● THE PROBLEM:
Restate, word for word, every line of the data.

● STORED DATA:
══════════

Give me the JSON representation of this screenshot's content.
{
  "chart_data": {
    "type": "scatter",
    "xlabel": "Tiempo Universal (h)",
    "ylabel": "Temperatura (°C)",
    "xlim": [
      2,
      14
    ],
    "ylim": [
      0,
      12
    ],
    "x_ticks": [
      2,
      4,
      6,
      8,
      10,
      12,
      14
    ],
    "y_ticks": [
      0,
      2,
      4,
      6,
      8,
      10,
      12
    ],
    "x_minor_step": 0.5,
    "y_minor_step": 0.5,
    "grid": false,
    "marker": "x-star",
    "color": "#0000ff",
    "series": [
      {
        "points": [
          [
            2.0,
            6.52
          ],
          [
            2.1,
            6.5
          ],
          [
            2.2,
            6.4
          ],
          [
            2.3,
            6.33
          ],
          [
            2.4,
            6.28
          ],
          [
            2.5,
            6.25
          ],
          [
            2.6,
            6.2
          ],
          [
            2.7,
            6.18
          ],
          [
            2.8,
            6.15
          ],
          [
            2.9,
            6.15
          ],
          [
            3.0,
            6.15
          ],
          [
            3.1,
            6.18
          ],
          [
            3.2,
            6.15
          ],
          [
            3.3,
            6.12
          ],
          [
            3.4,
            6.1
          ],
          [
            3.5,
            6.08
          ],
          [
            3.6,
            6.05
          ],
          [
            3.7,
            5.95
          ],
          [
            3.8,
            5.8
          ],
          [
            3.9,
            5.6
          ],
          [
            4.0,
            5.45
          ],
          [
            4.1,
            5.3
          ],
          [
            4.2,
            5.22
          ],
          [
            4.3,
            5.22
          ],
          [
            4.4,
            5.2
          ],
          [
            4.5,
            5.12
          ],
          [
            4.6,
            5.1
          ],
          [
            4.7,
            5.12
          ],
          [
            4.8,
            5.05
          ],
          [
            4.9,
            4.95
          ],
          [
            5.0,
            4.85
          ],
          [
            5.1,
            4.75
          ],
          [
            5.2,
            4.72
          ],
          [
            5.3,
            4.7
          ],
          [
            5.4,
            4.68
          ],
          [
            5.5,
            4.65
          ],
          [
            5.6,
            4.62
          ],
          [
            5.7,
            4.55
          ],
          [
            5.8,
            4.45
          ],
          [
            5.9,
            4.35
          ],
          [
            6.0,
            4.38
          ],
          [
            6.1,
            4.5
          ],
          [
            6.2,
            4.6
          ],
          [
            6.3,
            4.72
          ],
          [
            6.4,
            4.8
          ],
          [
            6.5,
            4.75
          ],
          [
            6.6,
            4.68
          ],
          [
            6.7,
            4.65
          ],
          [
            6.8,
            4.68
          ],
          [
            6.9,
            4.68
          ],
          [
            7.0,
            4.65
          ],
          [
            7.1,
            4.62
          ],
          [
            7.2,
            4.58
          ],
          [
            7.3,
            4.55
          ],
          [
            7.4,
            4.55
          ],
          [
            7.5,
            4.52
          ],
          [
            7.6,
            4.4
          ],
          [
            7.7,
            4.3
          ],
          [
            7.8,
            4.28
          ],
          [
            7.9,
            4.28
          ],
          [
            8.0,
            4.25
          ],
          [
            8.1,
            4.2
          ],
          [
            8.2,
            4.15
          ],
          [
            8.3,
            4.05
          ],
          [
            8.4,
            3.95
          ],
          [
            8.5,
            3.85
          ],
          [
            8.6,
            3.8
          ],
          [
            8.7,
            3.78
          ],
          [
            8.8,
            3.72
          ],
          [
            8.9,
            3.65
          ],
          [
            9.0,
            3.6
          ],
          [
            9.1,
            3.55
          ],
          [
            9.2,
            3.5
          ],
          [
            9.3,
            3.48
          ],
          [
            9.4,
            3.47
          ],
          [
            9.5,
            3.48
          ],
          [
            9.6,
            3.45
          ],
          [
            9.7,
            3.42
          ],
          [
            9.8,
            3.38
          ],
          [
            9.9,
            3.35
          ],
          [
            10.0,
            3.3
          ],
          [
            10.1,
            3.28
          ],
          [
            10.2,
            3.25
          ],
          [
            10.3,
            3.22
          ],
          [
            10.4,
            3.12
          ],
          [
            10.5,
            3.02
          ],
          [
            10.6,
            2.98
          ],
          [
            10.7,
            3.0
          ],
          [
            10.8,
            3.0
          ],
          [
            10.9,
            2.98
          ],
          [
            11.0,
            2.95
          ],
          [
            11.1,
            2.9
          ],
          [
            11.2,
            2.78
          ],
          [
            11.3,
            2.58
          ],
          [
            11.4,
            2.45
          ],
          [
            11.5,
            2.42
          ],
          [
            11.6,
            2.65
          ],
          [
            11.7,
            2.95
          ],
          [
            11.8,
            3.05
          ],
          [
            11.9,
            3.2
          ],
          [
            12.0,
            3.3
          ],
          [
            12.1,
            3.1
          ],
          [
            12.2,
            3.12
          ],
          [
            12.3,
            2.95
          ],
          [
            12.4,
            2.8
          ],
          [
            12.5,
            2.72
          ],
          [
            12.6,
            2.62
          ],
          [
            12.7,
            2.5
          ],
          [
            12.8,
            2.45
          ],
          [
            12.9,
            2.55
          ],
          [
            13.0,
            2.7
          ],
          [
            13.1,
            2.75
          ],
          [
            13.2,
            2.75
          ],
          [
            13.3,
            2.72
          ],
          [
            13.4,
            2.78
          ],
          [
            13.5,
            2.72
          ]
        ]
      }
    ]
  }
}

══════════

● SOLUTION TO THE PROBLEM:
Give me the JSON representation of this screenshot's content.
{
  "chart_data": {
    "type": "scatter",
    "xlabel": "Tiempo Universal (h)",
    "ylabel": "Temperatura (°C)",
    "xlim": [
      2,
      14
    ],
    "ylim": [
      0,
      12
    ],
    "x_ticks": [
      2,
      4,
      6,
      8,
      10,
      12,
      14
    ],
    "y_ticks": [
      0,
      2,
      4,
      6,
      8,
      10,
      12
    ],
    "x_minor_step": 0.5,
    "y_minor_step": 0.5,
    "grid": false,
    "marker": "x-star",
    "color": "#0000ff",
    "series": [
      {
        "points": [
          [
            2.0,
            6.52
          ],
          [
            2.1,
            6.5
          ],
          [
            2.2,
            6.4
          ],
          [
            2.3,
            6.33
          ],
          [
            2.4,
            6.28
          ],
          [
            2.5,
            6.25
          ],
          [
            2.6,
            6.2
          ],
          [
            2.7,
            6.18
          ],
          [
            2.8,
            6.15
          ],
          [
            2.9,
            6.15
          ],
          [
            3.0,
            6.15
          ],
          [
            3.1,
            6.18
          ],
          [
            3.2,
            6.15
          ],
          [
            3.3,
            6.12
          ],
          [
            3.4,
            6.1
          ],
          [
            3.5,
            6.08
          ],
          [
            3.6,
            6.05
          ],
          [
            3.7,
            5.95
          ],
          [
            3.8,
            5.8
          ],
          [
            3.9,
            5.6
          ],
          [
            4.0,
            5.45
          ],
          [
            4.1,
            5.3
          ],
          [
            4.2,
            5.22
          ],
          [
            4.3,
            5.22
          ],
          [
            4.4,
            5.2
          ],
          [
            4.5,
            5.12
          ],
          [
            4.6,
            5.1
          ],
          [
            4.7,
            5.12
          ],
          [
            4.8,
            5.05
          ],
          [
            4.9,
            4.95
          ],
          [
            5.0,
            4.85
          ],
          [
            5.1,
            4.75
          ],
          [
            5.2,
            4.72
          ],
          [
            5.3,
            4.7
          ],
          [
            5.4,
            4.68
          ],
          [
            5.5,
            4.65
          ],
          [
            5.6,
            4.62
          ],
          [
            5.7,
            4.55
          ],
          [
            5.8,
            4.45
          ],
          [
            5.9,
            4.35
          ],
          [
            6.0,
            4.38
          ],
          [
            6.1,
            4.5
          ],
          [
            6.2,
            4.6
          ],
          [
            6.3,
            4.72
          ],
          [
            6.4,
            4.8
          ],
          [
            6.5,
            4.75
          ],
          [
            6.6,
            4.68
          ],
          [
            6.7,
            4.65
          ],
          [
            6.8,
            4.68
          ],
          [
            6.9,
            4.68
          ],
          [
            7.0,
            4.65
          ],
          [
            7.1,
            4.62
          ],
          [
            7.2,
            4.58
          ],
          [
            7.3,
            4.55
          ],
          [
            7.4,
            4.55
          ],
          [
            7.5,
            4.52
          ],
          [
            7.6,
            4.4
          ],
          [
            7.7,
            4.3
          ],
          [
            7.8,
            4.28
          ],
          [
            7.9,
            4.28
          ],
          [
            8.0,
            4.25
          ],
          [
            8.1,
            4.2
          ],
          [
            8.2,
            4.15
          ],
          [
            8.3,
            4.05
          ],
          [
            8.4,
            3.95
          ],
          [
            8.5,
            3.85
          ],
          [
            8.6,
            3.8
          ],
          [
            8.7,
            3.78
          ],
          [
            8.8,
            3.72
          ],
          [
            8.9,
            3.65
          ],
          [
            9.0,
            3.6
          ],
          [
            9.1,
            3.55
          ],
          [
            9.2,
            3.5
          ],
          [
            9.3,
            3.48
          ],
          [
            9.4,
            3.47
          ],
          [
            9.5,
            3.48
          ],
          [
            9.6,
            3.45
          ],
          [
            9.7,
            3.42
          ],
          [
            9.8,
            3.38
          ],
          [
            9.9,
            3.35
          ],
          [
            10.0,
            3.3
          ],
          [
            10.1,
            3.28
          ],
          [
            10.2,
            3.25
          ],
          [
            10.3,
            3.22
          ],
          [
            10.4,
            3.12
          ],
          [
            10.5,
            3.02
          ],
          [
            10.6,
            2.98
          ],
          [
            10.7,
            3.0
          ],
          [
            10.8,
            3.0
          ],
          [
            10.9,
            2.98
          ],
          [
            11.0,
            2.95
          ],
          [
            11.1,
            2.9
          ],
          [
            11.2,
            2.78
          ],
          [
            11.3,
            2.58
          ],
          [
            11.4,
            2.45
          ],
          [
            11.5,
            2.42
          ],
          [
            11.6,
            2.65
          ],
          [
            11.7,
            2.95
          ],
          [
            11.8,
            3.05
          ],
          [
            11.9,
            3.2
          ],
          [
            12.0,
            3.3
          ],
          [
            12.1,
            3.1
          ],
          [
            12.2,
            3.12
          ],
          [
            12.3,
            2.95
          ],
          [
            12.4,
            2.8
          ],
          [
            12.5,
            2.72
          ],
          [
            12.6,
            2.62
          ],
          [
            12.7,
            2.5
          ],
          [
            12.8,
            2.45
          ],
          [
            12.9,
            2.55
          ],
          [
            13.0,
            2.7
          ],
          [
            13.1,
            2.75
          ],
          [
            13.2,
            2.75
          ],
          [
            13.3,
            2.72
          ],
          [
            13.4,
            2.78
          ],
          [
            13.5,
            2.72
          ]
        ]
      }
    ]
  }
}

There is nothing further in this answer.